>> begin

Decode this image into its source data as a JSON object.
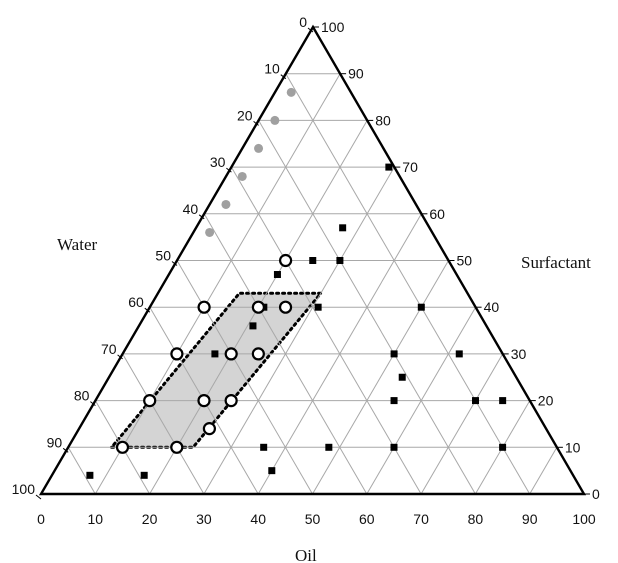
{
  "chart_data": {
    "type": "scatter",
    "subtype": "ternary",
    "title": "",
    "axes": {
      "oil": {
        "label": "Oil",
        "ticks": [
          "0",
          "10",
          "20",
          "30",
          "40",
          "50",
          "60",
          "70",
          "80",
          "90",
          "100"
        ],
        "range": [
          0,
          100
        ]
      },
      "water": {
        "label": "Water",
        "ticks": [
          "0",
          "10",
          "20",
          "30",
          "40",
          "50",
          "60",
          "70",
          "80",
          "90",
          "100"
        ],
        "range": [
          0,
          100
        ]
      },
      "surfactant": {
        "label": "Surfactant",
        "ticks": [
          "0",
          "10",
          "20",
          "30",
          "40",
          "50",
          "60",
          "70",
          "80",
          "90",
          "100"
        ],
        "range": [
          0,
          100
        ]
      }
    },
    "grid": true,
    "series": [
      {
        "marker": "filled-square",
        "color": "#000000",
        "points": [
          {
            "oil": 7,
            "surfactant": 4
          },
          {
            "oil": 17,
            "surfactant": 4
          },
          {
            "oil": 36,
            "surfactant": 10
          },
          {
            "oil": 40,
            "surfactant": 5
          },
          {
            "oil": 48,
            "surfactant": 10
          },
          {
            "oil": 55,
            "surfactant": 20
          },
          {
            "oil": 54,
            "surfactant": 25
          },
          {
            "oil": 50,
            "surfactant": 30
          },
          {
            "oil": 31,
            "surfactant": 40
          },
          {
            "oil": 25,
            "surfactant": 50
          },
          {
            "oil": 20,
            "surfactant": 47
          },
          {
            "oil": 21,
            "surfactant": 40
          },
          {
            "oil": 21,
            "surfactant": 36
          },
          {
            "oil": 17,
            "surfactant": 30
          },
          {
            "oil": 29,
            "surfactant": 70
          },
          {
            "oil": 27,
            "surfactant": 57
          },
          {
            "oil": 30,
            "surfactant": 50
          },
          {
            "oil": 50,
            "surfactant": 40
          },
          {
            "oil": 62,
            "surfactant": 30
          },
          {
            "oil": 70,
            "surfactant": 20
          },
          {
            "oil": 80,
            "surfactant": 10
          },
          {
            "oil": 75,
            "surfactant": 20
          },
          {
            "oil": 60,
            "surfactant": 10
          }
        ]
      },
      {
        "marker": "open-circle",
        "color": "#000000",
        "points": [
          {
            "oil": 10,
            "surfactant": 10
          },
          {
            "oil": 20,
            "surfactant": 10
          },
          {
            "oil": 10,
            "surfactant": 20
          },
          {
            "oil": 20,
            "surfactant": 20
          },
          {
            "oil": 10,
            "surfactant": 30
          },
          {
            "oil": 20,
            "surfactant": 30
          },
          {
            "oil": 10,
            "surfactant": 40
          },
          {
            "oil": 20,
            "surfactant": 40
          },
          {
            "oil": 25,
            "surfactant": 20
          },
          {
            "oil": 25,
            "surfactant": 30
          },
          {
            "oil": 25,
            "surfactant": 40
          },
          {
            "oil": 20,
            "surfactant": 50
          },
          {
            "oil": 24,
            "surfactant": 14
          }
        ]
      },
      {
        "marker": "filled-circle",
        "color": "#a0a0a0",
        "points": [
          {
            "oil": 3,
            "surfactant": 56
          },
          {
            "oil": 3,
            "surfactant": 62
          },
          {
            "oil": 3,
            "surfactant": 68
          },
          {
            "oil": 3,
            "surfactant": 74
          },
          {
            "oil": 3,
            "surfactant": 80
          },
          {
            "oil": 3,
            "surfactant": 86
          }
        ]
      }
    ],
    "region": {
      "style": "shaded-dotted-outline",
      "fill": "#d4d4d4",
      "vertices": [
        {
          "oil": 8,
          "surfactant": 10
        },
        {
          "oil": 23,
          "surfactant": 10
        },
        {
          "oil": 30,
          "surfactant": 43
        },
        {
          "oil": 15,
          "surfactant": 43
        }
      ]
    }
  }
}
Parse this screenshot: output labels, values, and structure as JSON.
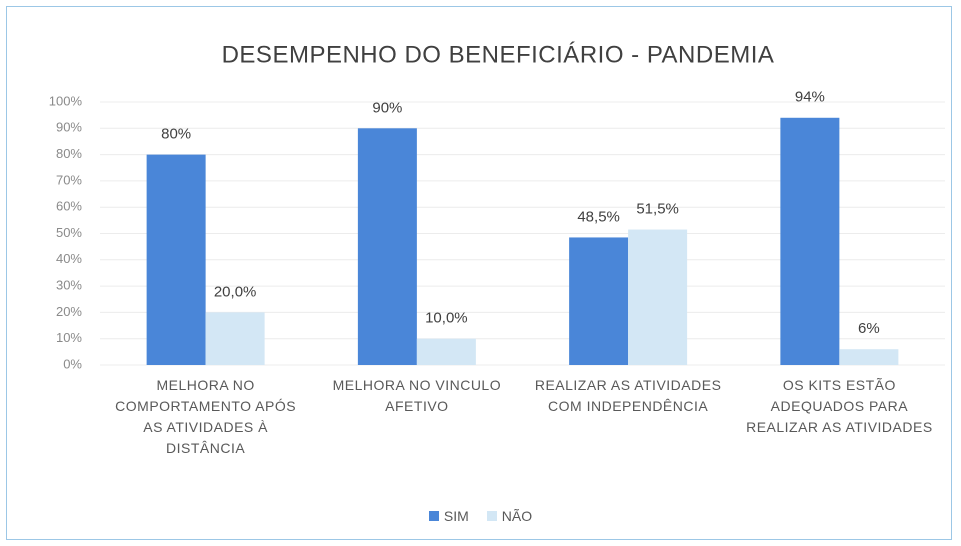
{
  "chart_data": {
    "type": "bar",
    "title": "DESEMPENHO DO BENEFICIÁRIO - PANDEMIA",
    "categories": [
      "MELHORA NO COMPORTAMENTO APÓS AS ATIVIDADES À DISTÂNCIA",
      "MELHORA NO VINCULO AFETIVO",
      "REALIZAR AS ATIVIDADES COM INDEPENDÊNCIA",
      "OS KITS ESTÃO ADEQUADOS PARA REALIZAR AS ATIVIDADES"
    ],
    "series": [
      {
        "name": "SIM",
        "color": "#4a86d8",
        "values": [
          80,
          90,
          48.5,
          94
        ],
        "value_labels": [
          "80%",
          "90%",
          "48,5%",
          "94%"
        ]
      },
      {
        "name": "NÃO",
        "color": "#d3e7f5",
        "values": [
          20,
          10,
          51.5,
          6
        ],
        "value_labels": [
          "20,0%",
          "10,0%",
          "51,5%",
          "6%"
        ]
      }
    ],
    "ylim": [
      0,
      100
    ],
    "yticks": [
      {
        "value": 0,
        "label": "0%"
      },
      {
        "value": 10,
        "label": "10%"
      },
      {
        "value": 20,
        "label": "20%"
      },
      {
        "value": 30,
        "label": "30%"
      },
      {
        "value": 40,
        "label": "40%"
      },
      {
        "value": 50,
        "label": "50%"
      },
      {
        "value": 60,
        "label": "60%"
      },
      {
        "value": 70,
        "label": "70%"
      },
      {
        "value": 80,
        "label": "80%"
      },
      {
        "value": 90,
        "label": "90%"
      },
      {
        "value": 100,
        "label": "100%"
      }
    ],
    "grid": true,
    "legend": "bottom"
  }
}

>> end

▸ INSTRUCTION:
Without the pictures, copy the material exactly as given.

▸ FULL RESPONSE:
Decode this image into its source data as a JSON object.
{
  "chart_data": {
    "type": "scatter",
    "subtype": "ternary",
    "title": "",
    "axes": {
      "oil": {
        "label": "Oil",
        "ticks": [
          "0",
          "10",
          "20",
          "30",
          "40",
          "50",
          "60",
          "70",
          "80",
          "90",
          "100"
        ],
        "range": [
          0,
          100
        ]
      },
      "water": {
        "label": "Water",
        "ticks": [
          "0",
          "10",
          "20",
          "30",
          "40",
          "50",
          "60",
          "70",
          "80",
          "90",
          "100"
        ],
        "range": [
          0,
          100
        ]
      },
      "surfactant": {
        "label": "Surfactant",
        "ticks": [
          "0",
          "10",
          "20",
          "30",
          "40",
          "50",
          "60",
          "70",
          "80",
          "90",
          "100"
        ],
        "range": [
          0,
          100
        ]
      }
    },
    "grid": true,
    "series": [
      {
        "marker": "filled-square",
        "color": "#000000",
        "points": [
          {
            "oil": 7,
            "surfactant": 4
          },
          {
            "oil": 17,
            "surfactant": 4
          },
          {
            "oil": 36,
            "surfactant": 10
          },
          {
            "oil": 40,
            "surfactant": 5
          },
          {
            "oil": 48,
            "surfactant": 10
          },
          {
            "oil": 55,
            "surfactant": 20
          },
          {
            "oil": 54,
            "surfactant": 25
          },
          {
            "oil": 50,
            "surfactant": 30
          },
          {
            "oil": 31,
            "surfactant": 40
          },
          {
            "oil": 25,
            "surfactant": 50
          },
          {
            "oil": 20,
            "surfactant": 47
          },
          {
            "oil": 21,
            "surfactant": 40
          },
          {
            "oil": 21,
            "surfactant": 36
          },
          {
            "oil": 17,
            "surfactant": 30
          },
          {
            "oil": 29,
            "surfactant": 70
          },
          {
            "oil": 27,
            "surfactant": 57
          },
          {
            "oil": 30,
            "surfactant": 50
          },
          {
            "oil": 50,
            "surfactant": 40
          },
          {
            "oil": 62,
            "surfactant": 30
          },
          {
            "oil": 70,
            "surfactant": 20
          },
          {
            "oil": 80,
            "surfactant": 10
          },
          {
            "oil": 75,
            "surfactant": 20
          },
          {
            "oil": 60,
            "surfactant": 10
          }
        ]
      },
      {
        "marker": "open-circle",
        "color": "#000000",
        "points": [
          {
            "oil": 10,
            "surfactant": 10
          },
          {
            "oil": 20,
            "surfactant": 10
          },
          {
            "oil": 10,
            "surfactant": 20
          },
          {
            "oil": 20,
            "surfactant": 20
          },
          {
            "oil": 10,
            "surfactant": 30
          },
          {
            "oil": 20,
            "surfactant": 30
          },
          {
            "oil": 10,
            "surfactant": 40
          },
          {
            "oil": 20,
            "surfactant": 40
          },
          {
            "oil": 25,
            "surfactant": 20
          },
          {
            "oil": 25,
            "surfactant": 30
          },
          {
            "oil": 25,
            "surfactant": 40
          },
          {
            "oil": 20,
            "surfactant": 50
          },
          {
            "oil": 24,
            "surfactant": 14
          }
        ]
      },
      {
        "marker": "filled-circle",
        "color": "#a0a0a0",
        "points": [
          {
            "oil": 3,
            "surfactant": 56
          },
          {
            "oil": 3,
            "surfactant": 62
          },
          {
            "oil": 3,
            "surfactant": 68
          },
          {
            "oil": 3,
            "surfactant": 74
          },
          {
            "oil": 3,
            "surfactant": 80
          },
          {
            "oil": 3,
            "surfactant": 86
          }
        ]
      }
    ],
    "region": {
      "style": "shaded-dotted-outline",
      "fill": "#d4d4d4",
      "vertices": [
        {
          "oil": 8,
          "surfactant": 10
        },
        {
          "oil": 23,
          "surfactant": 10
        },
        {
          "oil": 30,
          "surfactant": 43
        },
        {
          "oil": 15,
          "surfactant": 43
        }
      ]
    }
  }
}
Parse this screenshot: output labels, values, and structure as JSON.
{
  "chart_data": {
    "type": "bar",
    "title": "DESEMPENHO DO BENEFICIÁRIO - PANDEMIA",
    "categories": [
      "MELHORA NO COMPORTAMENTO APÓS AS ATIVIDADES À DISTÂNCIA",
      "MELHORA NO VINCULO AFETIVO",
      "REALIZAR AS ATIVIDADES COM INDEPENDÊNCIA",
      "OS KITS ESTÃO ADEQUADOS PARA REALIZAR AS ATIVIDADES"
    ],
    "series": [
      {
        "name": "SIM",
        "color": "#4a86d8",
        "values": [
          80,
          90,
          48.5,
          94
        ],
        "value_labels": [
          "80%",
          "90%",
          "48,5%",
          "94%"
        ]
      },
      {
        "name": "NÃO",
        "color": "#d3e7f5",
        "values": [
          20,
          10,
          51.5,
          6
        ],
        "value_labels": [
          "20,0%",
          "10,0%",
          "51,5%",
          "6%"
        ]
      }
    ],
    "ylim": [
      0,
      100
    ],
    "yticks": [
      {
        "value": 0,
        "label": "0%"
      },
      {
        "value": 10,
        "label": "10%"
      },
      {
        "value": 20,
        "label": "20%"
      },
      {
        "value": 30,
        "label": "30%"
      },
      {
        "value": 40,
        "label": "40%"
      },
      {
        "value": 50,
        "label": "50%"
      },
      {
        "value": 60,
        "label": "60%"
      },
      {
        "value": 70,
        "label": "70%"
      },
      {
        "value": 80,
        "label": "80%"
      },
      {
        "value": 90,
        "label": "90%"
      },
      {
        "value": 100,
        "label": "100%"
      }
    ],
    "grid": true,
    "legend": "bottom"
  }
}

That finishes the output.